WHAT IS ASKED =
• 1. In the Big Green blog post, how many songs does the band have under copyright?
• 2. Write the next part of the Big Green blog post, picking up after its final sentence.

DOCUMENT EXCERPT =
Balogna ... now with more plastic!Oh, hi. Yep, it’s that time of year again. The ba-roke period, as our dear departed friend Tim Walsh used to say. Fighting the cat for scraps, except that we would never do that. In times of want, we have occasionally resorted to eating doll house food. Dibs on the plastic baloney! (Hey, don’t scoff … it’s actually not that much worse than tofu baloney.)

So, why exactly is Big Green wearing a cardboard belt this month? Why, you may ask, would a band with more than 300 songs under copyright need to scratch the floor for discarded fragments of past meals? It’s starving artist syndrome, my friends, pure and simple. Yes, we suffer for our art. Just the other day, I got my leg caught in a banjo string. Hurt like hell, dragging that banjo around behind me. Got a lot of dirty looks, too. Now I know what Paul McCartney was singing about when he did that Christmas record ditty called “Please don’t bring your banjo ’round” or something like that. Folks get real sensitive about that sort of thing, I’ve discovered.

Collected data entries =
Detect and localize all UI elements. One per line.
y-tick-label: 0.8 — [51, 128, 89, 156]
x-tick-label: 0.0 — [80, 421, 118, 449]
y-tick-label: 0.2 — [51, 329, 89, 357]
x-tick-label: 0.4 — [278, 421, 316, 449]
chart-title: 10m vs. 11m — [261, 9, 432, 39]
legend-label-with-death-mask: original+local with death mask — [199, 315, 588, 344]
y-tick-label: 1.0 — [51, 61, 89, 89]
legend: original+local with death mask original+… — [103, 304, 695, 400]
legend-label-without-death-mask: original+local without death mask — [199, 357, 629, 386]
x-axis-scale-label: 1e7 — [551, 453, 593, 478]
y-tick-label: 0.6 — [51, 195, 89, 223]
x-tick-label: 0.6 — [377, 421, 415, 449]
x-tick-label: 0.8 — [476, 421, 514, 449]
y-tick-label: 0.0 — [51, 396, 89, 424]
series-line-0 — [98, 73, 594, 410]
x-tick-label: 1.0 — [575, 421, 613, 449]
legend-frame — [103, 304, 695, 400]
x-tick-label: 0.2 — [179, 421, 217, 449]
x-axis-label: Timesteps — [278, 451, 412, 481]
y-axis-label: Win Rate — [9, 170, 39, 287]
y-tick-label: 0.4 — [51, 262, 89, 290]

TASK RESULTS =
• 1. More than 300.

• 2.
Hey, well … I’ve wandered a bit, banjo or no. It got cold around the Hammer Mill last night, so we wrapped the place up a bit … at least the parts we live in. The unseasonable cold weather has at least given me the opportunity to finish my Ned Trek 20 script and pass it along to Matt, so that he can add about six pounds of weird to it. We’ve recorded our voice parts and are in the editing stage right now, so podcast fans … keep cool. We’re almost there, man. Don’t. Freak. Out.

Well, got to get back to my evening meal. Kind of chewy. Polystyrene really sticks to your ribs, though. (Though what it’s doing in the vicinity of my ribs I have no idea.)